#### [TASK]
Please write out the data below line for line, changing nothing.

=======

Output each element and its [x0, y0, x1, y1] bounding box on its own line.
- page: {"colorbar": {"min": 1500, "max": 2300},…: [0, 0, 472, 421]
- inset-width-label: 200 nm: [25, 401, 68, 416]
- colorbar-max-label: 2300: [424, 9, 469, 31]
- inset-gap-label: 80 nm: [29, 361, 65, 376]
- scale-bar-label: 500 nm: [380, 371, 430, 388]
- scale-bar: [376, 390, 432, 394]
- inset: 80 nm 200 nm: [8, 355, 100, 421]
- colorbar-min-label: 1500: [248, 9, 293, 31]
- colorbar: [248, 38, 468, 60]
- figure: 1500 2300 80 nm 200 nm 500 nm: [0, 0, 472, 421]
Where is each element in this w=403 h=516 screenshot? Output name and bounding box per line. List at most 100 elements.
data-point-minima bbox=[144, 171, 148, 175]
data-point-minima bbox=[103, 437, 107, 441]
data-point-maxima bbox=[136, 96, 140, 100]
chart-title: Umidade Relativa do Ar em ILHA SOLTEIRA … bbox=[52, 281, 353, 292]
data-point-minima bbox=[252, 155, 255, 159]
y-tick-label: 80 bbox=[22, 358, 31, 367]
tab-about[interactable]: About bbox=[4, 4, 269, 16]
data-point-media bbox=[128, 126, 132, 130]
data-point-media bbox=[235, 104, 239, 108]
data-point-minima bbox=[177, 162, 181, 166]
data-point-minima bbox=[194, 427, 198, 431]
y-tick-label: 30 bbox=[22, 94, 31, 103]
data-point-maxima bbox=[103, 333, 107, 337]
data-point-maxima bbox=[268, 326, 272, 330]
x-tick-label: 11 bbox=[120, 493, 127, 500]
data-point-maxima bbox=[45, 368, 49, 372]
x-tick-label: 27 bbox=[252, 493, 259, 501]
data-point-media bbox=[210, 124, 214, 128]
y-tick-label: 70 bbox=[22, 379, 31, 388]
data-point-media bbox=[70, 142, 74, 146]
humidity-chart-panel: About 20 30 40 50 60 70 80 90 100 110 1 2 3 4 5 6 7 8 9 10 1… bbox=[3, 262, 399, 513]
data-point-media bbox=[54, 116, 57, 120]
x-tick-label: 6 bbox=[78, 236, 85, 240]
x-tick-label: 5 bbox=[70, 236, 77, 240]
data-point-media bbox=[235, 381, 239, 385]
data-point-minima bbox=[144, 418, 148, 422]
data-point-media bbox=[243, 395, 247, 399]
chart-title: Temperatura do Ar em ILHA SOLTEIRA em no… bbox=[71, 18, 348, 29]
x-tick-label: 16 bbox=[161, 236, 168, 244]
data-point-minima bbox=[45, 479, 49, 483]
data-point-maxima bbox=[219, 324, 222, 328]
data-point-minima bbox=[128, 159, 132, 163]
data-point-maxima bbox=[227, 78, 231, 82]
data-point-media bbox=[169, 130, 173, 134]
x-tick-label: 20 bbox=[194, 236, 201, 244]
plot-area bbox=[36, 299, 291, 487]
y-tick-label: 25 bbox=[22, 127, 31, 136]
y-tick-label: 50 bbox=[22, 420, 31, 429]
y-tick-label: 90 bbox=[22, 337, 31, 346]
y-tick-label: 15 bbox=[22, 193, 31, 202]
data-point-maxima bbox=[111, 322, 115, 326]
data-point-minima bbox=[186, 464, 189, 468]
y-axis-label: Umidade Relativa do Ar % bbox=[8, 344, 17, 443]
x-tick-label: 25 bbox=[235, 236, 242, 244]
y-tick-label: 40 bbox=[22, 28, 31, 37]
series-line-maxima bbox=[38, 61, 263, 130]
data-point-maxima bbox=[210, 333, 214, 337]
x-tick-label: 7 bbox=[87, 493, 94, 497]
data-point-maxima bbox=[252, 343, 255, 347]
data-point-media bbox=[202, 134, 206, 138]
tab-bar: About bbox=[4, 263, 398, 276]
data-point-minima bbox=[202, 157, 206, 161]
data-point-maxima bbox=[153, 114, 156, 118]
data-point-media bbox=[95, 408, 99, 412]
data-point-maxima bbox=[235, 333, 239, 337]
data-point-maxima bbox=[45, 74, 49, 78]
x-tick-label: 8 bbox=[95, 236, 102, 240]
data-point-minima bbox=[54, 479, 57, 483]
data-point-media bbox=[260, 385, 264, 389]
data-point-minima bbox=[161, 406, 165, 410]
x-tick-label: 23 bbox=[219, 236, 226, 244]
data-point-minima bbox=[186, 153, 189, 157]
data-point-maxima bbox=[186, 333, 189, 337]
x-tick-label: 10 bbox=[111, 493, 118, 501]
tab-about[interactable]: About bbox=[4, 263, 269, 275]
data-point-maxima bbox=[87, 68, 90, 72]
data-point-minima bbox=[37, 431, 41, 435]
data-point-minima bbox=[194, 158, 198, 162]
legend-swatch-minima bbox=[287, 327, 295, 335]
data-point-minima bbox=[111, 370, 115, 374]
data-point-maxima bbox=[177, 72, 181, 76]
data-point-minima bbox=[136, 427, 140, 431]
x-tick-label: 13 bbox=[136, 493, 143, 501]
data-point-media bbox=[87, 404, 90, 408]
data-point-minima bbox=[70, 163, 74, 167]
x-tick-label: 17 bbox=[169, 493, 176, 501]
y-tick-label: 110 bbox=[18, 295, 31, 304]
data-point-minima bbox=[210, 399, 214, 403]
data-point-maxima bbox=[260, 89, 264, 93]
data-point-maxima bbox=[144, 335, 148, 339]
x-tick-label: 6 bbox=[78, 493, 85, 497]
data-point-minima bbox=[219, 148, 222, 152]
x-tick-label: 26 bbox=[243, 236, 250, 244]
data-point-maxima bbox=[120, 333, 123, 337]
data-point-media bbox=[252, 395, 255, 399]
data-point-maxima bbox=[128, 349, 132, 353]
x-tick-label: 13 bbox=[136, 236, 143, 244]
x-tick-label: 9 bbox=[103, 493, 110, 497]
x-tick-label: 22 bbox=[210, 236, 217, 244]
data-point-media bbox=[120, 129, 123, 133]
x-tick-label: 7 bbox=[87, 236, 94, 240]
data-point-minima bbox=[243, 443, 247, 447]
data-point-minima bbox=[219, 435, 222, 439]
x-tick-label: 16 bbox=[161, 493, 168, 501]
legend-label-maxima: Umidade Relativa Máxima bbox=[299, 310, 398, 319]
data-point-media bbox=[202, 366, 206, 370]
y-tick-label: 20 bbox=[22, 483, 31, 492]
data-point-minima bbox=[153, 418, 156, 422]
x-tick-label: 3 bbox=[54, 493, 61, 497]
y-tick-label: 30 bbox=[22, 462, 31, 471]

=======

#### [OUTPUT FOR THIS TASK]
Output each element and its [x0, y0, x1, y1] bounding box on its own line.
- page: {"colorbar": {"min": 1500, "max": 2300},…: [0, 0, 472, 421]
- inset-width-label: 200 nm: [25, 401, 68, 416]
- colorbar-max-label: 2300: [424, 9, 469, 31]
- inset-gap-label: 80 nm: [29, 361, 65, 376]
- scale-bar-label: 500 nm: [380, 371, 430, 388]
- scale-bar: [376, 390, 432, 394]
- inset: 80 nm 200 nm: [8, 355, 100, 421]
- colorbar-min-label: 1500: [248, 9, 293, 31]
- colorbar: [248, 38, 468, 60]
- figure: 1500 2300 80 nm 200 nm 500 nm: [0, 0, 472, 421]
Where is each element in this w=403 h=516 screenshot? Output name and bounding box per line. List at most 100 elements.
data-point-minima bbox=[144, 171, 148, 175]
data-point-minima bbox=[103, 437, 107, 441]
data-point-maxima bbox=[136, 96, 140, 100]
chart-title: Umidade Relativa do Ar em ILHA SOLTEIRA … bbox=[52, 281, 353, 292]
data-point-minima bbox=[252, 155, 255, 159]
y-tick-label: 80 bbox=[22, 358, 31, 367]
tab-about[interactable]: About bbox=[4, 4, 269, 16]
data-point-media bbox=[128, 126, 132, 130]
data-point-media bbox=[235, 104, 239, 108]
data-point-minima bbox=[177, 162, 181, 166]
data-point-minima bbox=[194, 427, 198, 431]
y-tick-label: 30 bbox=[22, 94, 31, 103]
data-point-maxima bbox=[103, 333, 107, 337]
data-point-maxima bbox=[268, 326, 272, 330]
x-tick-label: 11 bbox=[120, 493, 127, 500]
data-point-maxima bbox=[45, 368, 49, 372]
x-tick-label: 27 bbox=[252, 493, 259, 501]
data-point-media bbox=[210, 124, 214, 128]
y-tick-label: 70 bbox=[22, 379, 31, 388]
data-point-media bbox=[70, 142, 74, 146]
humidity-chart-panel: About 20 30 40 50 60 70 80 90 100 110 1 2 3 4 5 6 7 8 9 10 1… bbox=[3, 262, 399, 513]
data-point-media bbox=[54, 116, 57, 120]
x-tick-label: 6 bbox=[78, 236, 85, 240]
x-tick-label: 5 bbox=[70, 236, 77, 240]
data-point-media bbox=[235, 381, 239, 385]
data-point-minima bbox=[144, 418, 148, 422]
data-point-media bbox=[243, 395, 247, 399]
chart-title: Temperatura do Ar em ILHA SOLTEIRA em no… bbox=[71, 18, 348, 29]
x-tick-label: 16 bbox=[161, 236, 168, 244]
data-point-minima bbox=[45, 479, 49, 483]
data-point-maxima bbox=[219, 324, 222, 328]
data-point-minima bbox=[128, 159, 132, 163]
data-point-maxima bbox=[227, 78, 231, 82]
data-point-media bbox=[169, 130, 173, 134]
x-tick-label: 20 bbox=[194, 236, 201, 244]
plot-area bbox=[36, 299, 291, 487]
y-tick-label: 25 bbox=[22, 127, 31, 136]
y-tick-label: 50 bbox=[22, 420, 31, 429]
y-tick-label: 90 bbox=[22, 337, 31, 346]
y-tick-label: 15 bbox=[22, 193, 31, 202]
data-point-maxima bbox=[111, 322, 115, 326]
data-point-minima bbox=[186, 464, 189, 468]
y-axis-label: Umidade Relativa do Ar % bbox=[8, 344, 17, 443]
x-tick-label: 25 bbox=[235, 236, 242, 244]
y-tick-label: 40 bbox=[22, 28, 31, 37]
series-line-maxima bbox=[38, 61, 263, 130]
data-point-maxima bbox=[210, 333, 214, 337]
x-tick-label: 7 bbox=[87, 493, 94, 497]
data-point-maxima bbox=[252, 343, 255, 347]
data-point-media bbox=[202, 134, 206, 138]
tab-bar: About bbox=[4, 263, 398, 276]
data-point-minima bbox=[202, 157, 206, 161]
data-point-maxima bbox=[153, 114, 156, 118]
data-point-media bbox=[95, 408, 99, 412]
data-point-maxima bbox=[235, 333, 239, 337]
data-point-maxima bbox=[45, 74, 49, 78]
x-tick-label: 8 bbox=[95, 236, 102, 240]
data-point-minima bbox=[54, 479, 57, 483]
data-point-media bbox=[260, 385, 264, 389]
data-point-minima bbox=[161, 406, 165, 410]
x-tick-label: 23 bbox=[219, 236, 226, 244]
data-point-minima bbox=[186, 153, 189, 157]
data-point-maxima bbox=[186, 333, 189, 337]
x-tick-label: 10 bbox=[111, 493, 118, 501]
tab-about[interactable]: About bbox=[4, 263, 269, 275]
data-point-maxima bbox=[87, 68, 90, 72]
data-point-minima bbox=[37, 431, 41, 435]
data-point-minima bbox=[194, 158, 198, 162]
legend-swatch-minima bbox=[287, 327, 295, 335]
data-point-minima bbox=[111, 370, 115, 374]
data-point-maxima bbox=[177, 72, 181, 76]
data-point-minima bbox=[136, 427, 140, 431]
x-tick-label: 13 bbox=[136, 493, 143, 501]
data-point-media bbox=[87, 404, 90, 408]
data-point-minima bbox=[70, 163, 74, 167]
x-tick-label: 17 bbox=[169, 493, 176, 501]
y-tick-label: 110 bbox=[18, 295, 31, 304]
data-point-minima bbox=[210, 399, 214, 403]
data-point-maxima bbox=[260, 89, 264, 93]
data-point-maxima bbox=[144, 335, 148, 339]
x-tick-label: 6 bbox=[78, 493, 85, 497]
data-point-minima bbox=[219, 148, 222, 152]
x-tick-label: 26 bbox=[243, 236, 250, 244]
data-point-maxima bbox=[120, 333, 123, 337]
data-point-media bbox=[252, 395, 255, 399]
data-point-maxima bbox=[128, 349, 132, 353]
x-tick-label: 13 bbox=[136, 236, 143, 244]
x-tick-label: 9 bbox=[103, 493, 110, 497]
x-tick-label: 22 bbox=[210, 236, 217, 244]
data-point-media bbox=[120, 129, 123, 133]
x-tick-label: 7 bbox=[87, 236, 94, 240]
data-point-minima bbox=[243, 443, 247, 447]
data-point-minima bbox=[219, 435, 222, 439]
x-tick-label: 16 bbox=[161, 493, 168, 501]
legend-label-maxima: Umidade Relativa Máxima bbox=[299, 310, 398, 319]
data-point-media bbox=[202, 366, 206, 370]
y-tick-label: 20 bbox=[22, 483, 31, 492]
data-point-minima bbox=[153, 418, 156, 422]
x-tick-label: 3 bbox=[54, 493, 61, 497]
y-tick-label: 30 bbox=[22, 462, 31, 471]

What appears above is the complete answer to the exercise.